Required tasks:
a – Rewrite the earnings call excerpt, starting with "Congrats to Drew" and going on through "change the forecast?", with "mild recession" replaced by "sharp downturn".
b – Answer these questions on the earnings call excerpt, one per line:
(i) Which firm is Daniel McKenzie with?
(ii) According to Drew Wells, what portion of summer ASM was taken out in April?
(iii) What utilization per aircraft does Greg Anderson give for going into this year?
c – Continue the earnings call excerpt from the point where it stops.

Page excerpt:
---------------

Our next question comes from Daniel McKenzie from Seaport Global. Your line is now open.

Daniel McKenzie, Analyst

Congrats to Drew and BJ. I've got a few questions here. I guess, first, just RASM up mid-single digits, second quarter through fourth quarter. Obviously, that's pretty strong. I'm just wondering if you can elaborate on that a bit. How big is the benefit that you just spoke to Navitaire and the, I guess, the Extra comfort? Is there more from Navitaire that can help drive that? And then, I guess, secondly, related to that, if there is a mild recession, to what extent would that potentially change the forecast?

Drew Wells, SVP and Chief Revenue Officer

Yes. Thanks, Dan. Maybe I have a slightly different perspective. I didn't view mid-single-digit positive and overly aggressive given kind of the growth cadence we have in place. It's been a long time since we had a series of quarters in the low to mid-single digits. Historically, we've had some really strong revenues along with that. If you remember back to last summer, we did have to pull out a material amount of our capacity. We did in April and took out 15% to 20% of our summer ASM, which did contribute some thrash as we think about final results, and I think that will be able to buoy this year a little bit more. Navitaire coming online will certainly support. Like I mentioned, we'll get into a bit more in terms of valuation, whatnot through Investor Day, but that will provide a bit of upside there. So all in all, I do think it's a reasonable revenue target and not something particularly aggressive.

Greg Anderson, President

Hey, Drew, and this is Greg. I might add, Dan. Just some other puts the items to think about last year. We talked about IROP already in our opening remarks, then $100 million full year, right? But a big chunk of that is lost revenue. So that's going to be a helpful comp year-over-year on these unit revenue numbers. The growth, although it's limited that Drew is looking at, it's measured, it's de-risked. It's in markets that already exist today. So we're not going out and trying to add new markets. There's already a maturation there. And then the other thing, maybe just to your point about potential recession is our utilization per aircraft going into this year is low, 6.2 hours. In 2019, by way of comparison, it was eight hours. And so we already have the lower utilization, and our model is built to flex in those peak periods to capture that demand. So I think we're just very well positioned in the event we do see a slowdown.

---------------

Entries:
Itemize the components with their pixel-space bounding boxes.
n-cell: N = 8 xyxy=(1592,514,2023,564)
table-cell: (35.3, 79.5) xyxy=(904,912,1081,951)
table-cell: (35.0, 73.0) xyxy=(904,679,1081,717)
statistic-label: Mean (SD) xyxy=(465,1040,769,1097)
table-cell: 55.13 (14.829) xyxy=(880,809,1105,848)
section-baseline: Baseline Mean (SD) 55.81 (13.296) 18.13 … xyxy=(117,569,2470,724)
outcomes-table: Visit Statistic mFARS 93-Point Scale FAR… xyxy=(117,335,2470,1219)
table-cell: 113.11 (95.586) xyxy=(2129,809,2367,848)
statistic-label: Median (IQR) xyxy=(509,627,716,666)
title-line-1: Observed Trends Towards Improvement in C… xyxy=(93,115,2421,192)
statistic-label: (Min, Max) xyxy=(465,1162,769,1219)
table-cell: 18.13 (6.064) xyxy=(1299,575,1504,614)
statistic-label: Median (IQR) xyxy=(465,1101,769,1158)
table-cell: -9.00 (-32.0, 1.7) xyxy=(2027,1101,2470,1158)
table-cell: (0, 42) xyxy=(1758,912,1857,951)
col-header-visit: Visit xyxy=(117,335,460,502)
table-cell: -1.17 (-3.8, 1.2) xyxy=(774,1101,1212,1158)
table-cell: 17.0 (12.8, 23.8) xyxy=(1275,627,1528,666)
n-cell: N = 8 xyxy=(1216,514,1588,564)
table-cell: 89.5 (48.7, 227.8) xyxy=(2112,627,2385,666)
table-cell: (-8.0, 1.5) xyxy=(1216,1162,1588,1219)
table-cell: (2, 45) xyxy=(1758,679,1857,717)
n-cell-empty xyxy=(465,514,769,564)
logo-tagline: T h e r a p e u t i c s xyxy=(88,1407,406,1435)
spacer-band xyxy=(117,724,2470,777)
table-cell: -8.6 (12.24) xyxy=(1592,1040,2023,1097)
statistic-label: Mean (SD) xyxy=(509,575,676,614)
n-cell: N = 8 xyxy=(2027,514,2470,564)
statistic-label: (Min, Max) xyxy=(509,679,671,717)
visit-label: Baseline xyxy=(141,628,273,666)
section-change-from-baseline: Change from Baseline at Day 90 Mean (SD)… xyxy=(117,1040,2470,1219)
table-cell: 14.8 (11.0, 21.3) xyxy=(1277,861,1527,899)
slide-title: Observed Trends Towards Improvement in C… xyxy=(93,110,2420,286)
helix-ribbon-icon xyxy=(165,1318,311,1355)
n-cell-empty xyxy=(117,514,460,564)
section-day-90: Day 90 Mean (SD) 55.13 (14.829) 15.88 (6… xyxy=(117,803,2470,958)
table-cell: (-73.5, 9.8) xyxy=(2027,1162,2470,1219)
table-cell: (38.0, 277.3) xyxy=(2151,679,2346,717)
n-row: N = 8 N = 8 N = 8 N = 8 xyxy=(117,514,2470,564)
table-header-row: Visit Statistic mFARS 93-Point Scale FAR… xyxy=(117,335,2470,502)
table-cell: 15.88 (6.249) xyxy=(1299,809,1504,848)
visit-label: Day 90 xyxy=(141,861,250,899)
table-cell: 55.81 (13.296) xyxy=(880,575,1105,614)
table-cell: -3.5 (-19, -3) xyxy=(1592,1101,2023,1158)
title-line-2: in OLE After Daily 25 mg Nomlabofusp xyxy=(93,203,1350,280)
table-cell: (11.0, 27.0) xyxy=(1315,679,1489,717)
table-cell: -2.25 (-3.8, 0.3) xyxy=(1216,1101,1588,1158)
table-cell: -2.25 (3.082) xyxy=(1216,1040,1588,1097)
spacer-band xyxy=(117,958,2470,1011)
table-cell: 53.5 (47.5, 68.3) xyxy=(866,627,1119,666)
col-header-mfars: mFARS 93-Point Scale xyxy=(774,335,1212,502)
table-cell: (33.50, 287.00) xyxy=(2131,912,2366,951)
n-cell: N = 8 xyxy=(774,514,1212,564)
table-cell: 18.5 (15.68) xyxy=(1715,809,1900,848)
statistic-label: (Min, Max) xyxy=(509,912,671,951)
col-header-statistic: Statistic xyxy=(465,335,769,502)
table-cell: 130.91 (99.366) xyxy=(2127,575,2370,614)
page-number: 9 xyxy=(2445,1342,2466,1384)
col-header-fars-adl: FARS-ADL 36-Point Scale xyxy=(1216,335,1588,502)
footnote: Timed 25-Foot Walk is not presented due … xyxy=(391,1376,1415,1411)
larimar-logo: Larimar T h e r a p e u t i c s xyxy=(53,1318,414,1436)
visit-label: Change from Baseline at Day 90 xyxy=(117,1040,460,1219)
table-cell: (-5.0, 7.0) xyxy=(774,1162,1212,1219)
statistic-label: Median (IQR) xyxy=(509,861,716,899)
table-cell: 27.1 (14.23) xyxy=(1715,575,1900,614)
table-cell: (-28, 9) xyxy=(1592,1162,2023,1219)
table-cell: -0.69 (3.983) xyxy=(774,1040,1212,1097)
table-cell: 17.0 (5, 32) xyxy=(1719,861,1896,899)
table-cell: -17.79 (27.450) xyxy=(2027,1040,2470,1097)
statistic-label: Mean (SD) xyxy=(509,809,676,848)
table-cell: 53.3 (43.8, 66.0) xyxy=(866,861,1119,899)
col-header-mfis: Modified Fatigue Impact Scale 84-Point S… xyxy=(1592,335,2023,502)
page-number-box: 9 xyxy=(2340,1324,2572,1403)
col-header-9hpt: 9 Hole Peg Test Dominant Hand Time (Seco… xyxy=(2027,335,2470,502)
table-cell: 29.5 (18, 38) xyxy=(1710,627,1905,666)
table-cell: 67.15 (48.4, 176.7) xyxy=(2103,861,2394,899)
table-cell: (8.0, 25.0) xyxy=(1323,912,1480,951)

---------------

Expected results:
a –
Congrats to Drew and BJ. I've got a few questions here. I guess, first, just RASM up mid-single digits, second quarter through fourth quarter. Obviously, that's pretty strong. I'm just wondering if you can elaborate on that a bit. How big is the benefit that you just spoke to Navitaire and the, I guess, the Extra comfort? Is there more from Navitaire that can help drive that? And then, I guess, secondly, related to that, if there is a sharp downturn, to what extent would that potentially change the forecast?

b –
(i) Seaport Global
(ii) 15% to 20%
(iii) 6.2 hours

c –
Drew Wells, SVP and Chief Revenue Officer

Yes. As we look ahead to the next few quarters, we anticipate that only 20% to 25% of our capacity will be utilized on off-peak days, aligning with what Greg mentioned. We are well positioned to meet the travel needs of leisure customers. We recognize their strong resilience and will monitor the impact on fares across the industry if conditions change. The leisure customer is still eager to travel; it's just about identifying the right price point to encourage that travel.

John Redmond, CEO

And on the inflation front, I mean, we have great visibility on the first half of the year, for sure, the first quarter. So, to the extent there are any modest inflationary pressures, we just don't feel or see it, but it's going to be back-ended in the year to the extent there is anything.

Daniel McKenzie, Analyst

Wow, that's a great perspective. I can get a second question in here. I guess, BJ, I'm already getting inbound on negative free cash flow this year. It's a solid outlook to be sure, but I'm just wondering if you can speak to that. And if the plan is to use cash on the balance sheet, potentially equity or additional debt if we could potentially just take that worry off the table?

Robert Neal, SVP and Chief Financial Officer

Thank you, Dan. Most of our capital expenditures this year are financed through debt. Greg, if you would like to share specific numbers, we are looking at potentially bringing in over $450 million in new debt, which we can manage as we progress through the year. Additionally, we have between $150 and $200 million in principal payments. I want to highlight that we see excellent terms for financing that will support our capital expenditures. Sunseeker is already financed at a favorable interest rate, which we are very happy with. Regarding the aircraft, appraisal values have increased by about $3 million to $3.5 million since we placed our order in late 2021. This positions us well to secure financing and attract interest for supporting the airlines.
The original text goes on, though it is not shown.